• What you should do
Repeat every record below exactly, but leave out any pictures.

··· Material supplied ···

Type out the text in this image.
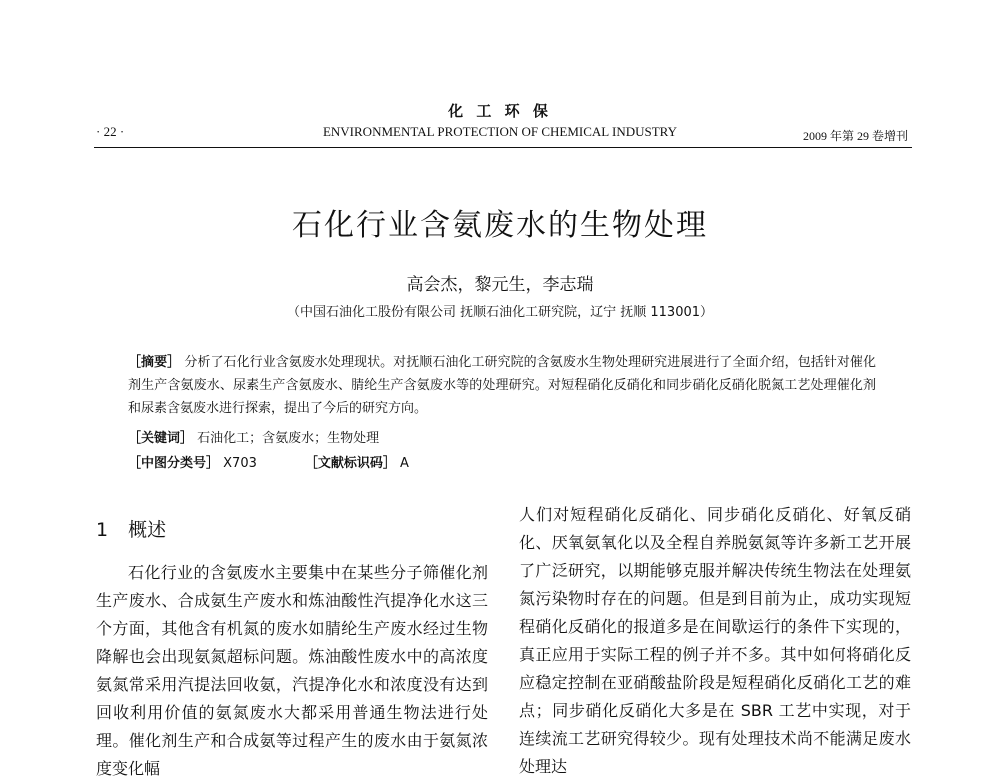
化 工 环 保
· 22 ·	ENVIRONMENTAL PROTECTION OF CHEMICAL INDUSTRY	2009 年第 29 卷增刊
石化行业含氨废水的生物处理
高会杰，黎元生，李志瑞
（中国石油化工股份有限公司 抚顺石油化工研究院，辽宁 抚顺 113001）
［摘要］ 分析了石化行业含氨废水处理现状。对抚顺石油化工研究院的含氨废水生物处理研究进展进行了全面介绍，包括针对催化剂生产含氨废水、尿素生产含氨废水、腈纶生产含氨废水等的处理研究。对短程硝化反硝化和同步硝化反硝化脱氮工艺处理催化剂和尿素含氨废水进行探索，提出了今后的研究方向。
［关键词］ 石油化工；含氨废水；生物处理
［中图分类号］ X703	［文献标识码］ A
1 概述

石化行业的含氨废水主要集中在某些分子筛催化剂生产废水、合成氨生产废水和炼油酸性汽提净化水这三个方面，其他含有机氮的废水如腈纶生产废水经过生物降解也会出现氨氮超标问题。炼油酸性废水中的高浓度氨氮常采用汽提法回收氨，汽提净化水和浓度没有达到回收利用价值的氨氮废水大都采用普通生物法进行处理。催化剂生产和合成氨等过程产生的废水由于氨氮浓度变化幅

人们对短程硝化反硝化、同步硝化反硝化、好氧反硝化、厌氧氨氧化以及全程自养脱氨氮等许多新工艺开展了广泛研究，以期能够克服并解决传统生物法在处理氨氮污染物时存在的问题。但是到目前为止，成功实现短程硝化反硝化的报道多是在间歇运行的条件下实现的，真正应用于实际工程的例子并不多。其中如何将硝化反应稳定控制在亚硝酸盐阶段是短程硝化反硝化工艺的难点；同步硝化反硝化大多是在 SBR 工艺中实现，对于连续流工艺研究得较少。现有处理技术尚不能满足废水处理达
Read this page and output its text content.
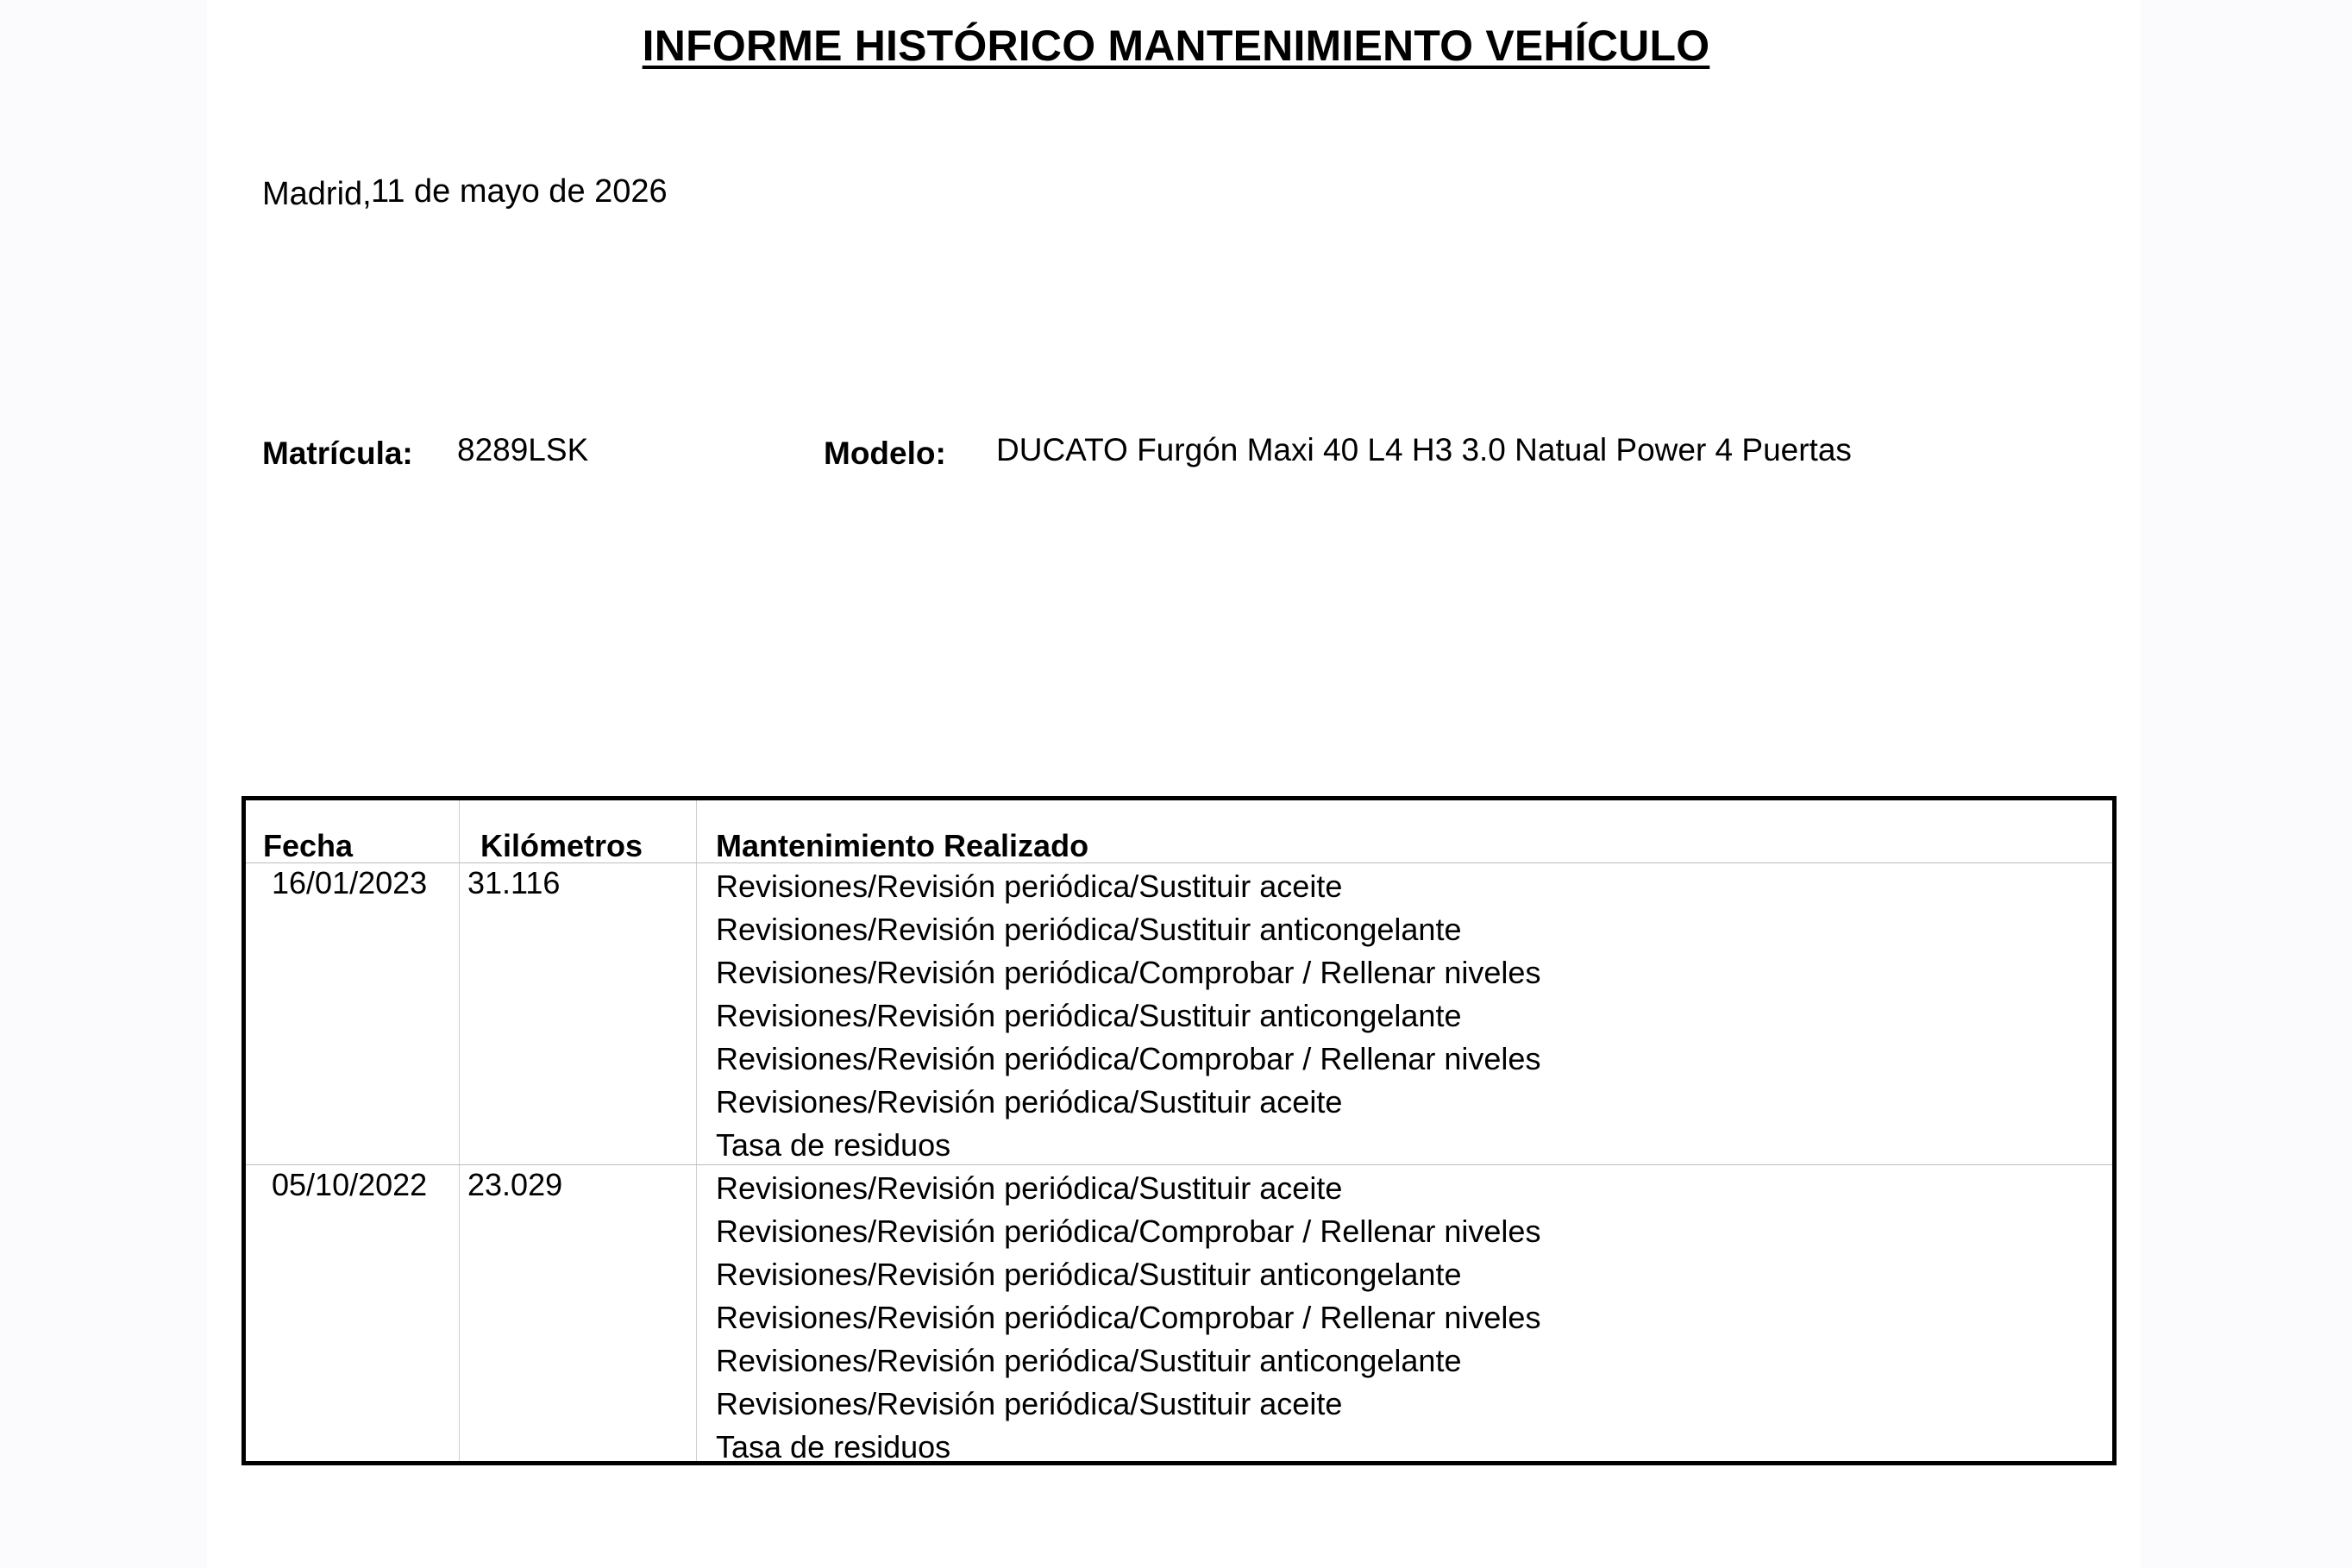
INFORME HISTÓRICO MANTENIMIENTO VEHÍCULO
Madrid, 11 de mayo de 2026
Matrícula: 8289LSK	Modelo: DUCATO Furgón Maxi 40 L4 H3 3.0 Natual Power 4 Puertas
Fecha	Kilómetros Mantenimiento Realizado
16/01/2023 31.116	Revisiones/Revisión periódica/Sustituir aceite
Revisiones/Revisión periódica/Sustituir anticongelante
Revisiones/Revisión periódica/Comprobar / Rellenar niveles
Revisiones/Revisión periódica/Sustituir anticongelante
Revisiones/Revisión periódica/Comprobar / Rellenar niveles
Revisiones/Revisión periódica/Sustituir aceite
Tasa de residuos
05/10/2022 23.029	Revisiones/Revisión periódica/Sustituir aceite
Revisiones/Revisión periódica/Comprobar / Rellenar niveles
Revisiones/Revisión periódica/Sustituir anticongelante
Revisiones/Revisión periódica/Comprobar / Rellenar niveles
Revisiones/Revisión periódica/Sustituir anticongelante
Revisiones/Revisión periódica/Sustituir aceite
Tasa de residuos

···

• Answer for this exercise
Type out the text in this image.
化 工 环 保
· 22 ·	ENVIRONMENTAL PROTECTION OF CHEMICAL INDUSTRY	2009 年第 29 卷增刊
石化行业含氨废水的生物处理
高会杰，黎元生，李志瑞
（中国石油化工股份有限公司 抚顺石油化工研究院，辽宁 抚顺 113001）
［摘要］ 分析了石化行业含氨废水处理现状。对抚顺石油化工研究院的含氨废水生物处理研究进展进行了全面介绍，包括针对催化剂生产含氨废水、尿素生产含氨废水、腈纶生产含氨废水等的处理研究。对短程硝化反硝化和同步硝化反硝化脱氮工艺处理催化剂和尿素含氨废水进行探索，提出了今后的研究方向。
［关键词］ 石油化工；含氨废水；生物处理
［中图分类号］ X703	［文献标识码］ A
1 概述

石化行业的含氨废水主要集中在某些分子筛催化剂生产废水、合成氨生产废水和炼油酸性汽提净化水这三个方面，其他含有机氮的废水如腈纶生产废水经过生物降解也会出现氨氮超标问题。炼油酸性废水中的高浓度氨氮常采用汽提法回收氨，汽提净化水和浓度没有达到回收利用价值的氨氮废水大都采用普通生物法进行处理。催化剂生产和合成氨等过程产生的废水由于氨氮浓度变化幅

人们对短程硝化反硝化、同步硝化反硝化、好氧反硝化、厌氧氨氧化以及全程自养脱氨氮等许多新工艺开展了广泛研究，以期能够克服并解决传统生物法在处理氨氮污染物时存在的问题。但是到目前为止，成功实现短程硝化反硝化的报道多是在间歇运行的条件下实现的，真正应用于实际工程的例子并不多。其中如何将硝化反应稳定控制在亚硝酸盐阶段是短程硝化反硝化工艺的难点；同步硝化反硝化大多是在 SBR 工艺中实现，对于连续流工艺研究得较少。现有处理技术尚不能满足废水处理达
Read this page and output its text content.
INFORME HISTÓRICO MANTENIMIENTO VEHÍCULO
Madrid, 11 de mayo de 2026
Matrícula: 8289LSK	Modelo: DUCATO Furgón Maxi 40 L4 H3 3.0 Natual Power 4 Puertas
Fecha	Kilómetros Mantenimiento Realizado
16/01/2023 31.116	Revisiones/Revisión periódica/Sustituir aceite
Revisiones/Revisión periódica/Sustituir anticongelante
Revisiones/Revisión periódica/Comprobar / Rellenar niveles
Revisiones/Revisión periódica/Sustituir anticongelante
Revisiones/Revisión periódica/Comprobar / Rellenar niveles
Revisiones/Revisión periódica/Sustituir aceite
Tasa de residuos
05/10/2022 23.029	Revisiones/Revisión periódica/Sustituir aceite
Revisiones/Revisión periódica/Comprobar / Rellenar niveles
Revisiones/Revisión periódica/Sustituir anticongelante
Revisiones/Revisión periódica/Comprobar / Rellenar niveles
Revisiones/Revisión periódica/Sustituir anticongelante
Revisiones/Revisión periódica/Sustituir aceite
Tasa de residuos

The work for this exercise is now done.